Scan the following material for the string "Average" and copy each line in which it appears.

Figure content listings:
* * * * * * * * *

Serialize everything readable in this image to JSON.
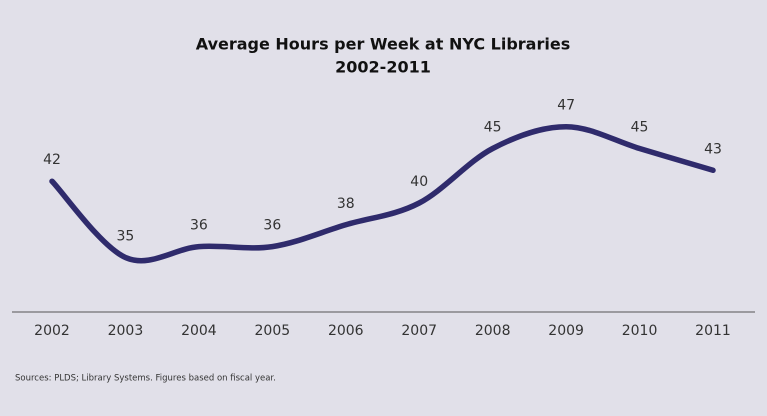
{
  "chart_data": {
    "type": "line",
    "title": "Average Hours per Week at NYC Libraries",
    "subtitle": "2002-2011",
    "categories": [
      "2002",
      "2003",
      "2004",
      "2005",
      "2006",
      "2007",
      "2008",
      "2009",
      "2010",
      "2011"
    ],
    "series": [
      {
        "name": "Average hours per week",
        "color": "#2f2b6c",
        "values": [
          42,
          35,
          36,
          36,
          38,
          40,
          45,
          47,
          45,
          43
        ]
      }
    ],
    "ylim": [
      30,
      50
    ],
    "note": "Sources: PLDS; Library Systems. Figures based on fiscal year."
  }
}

* * * * * * * * *

#### [Task response]
    "title": "Average Hours per Week at NYC Libraries",
        "name": "Average hours per week",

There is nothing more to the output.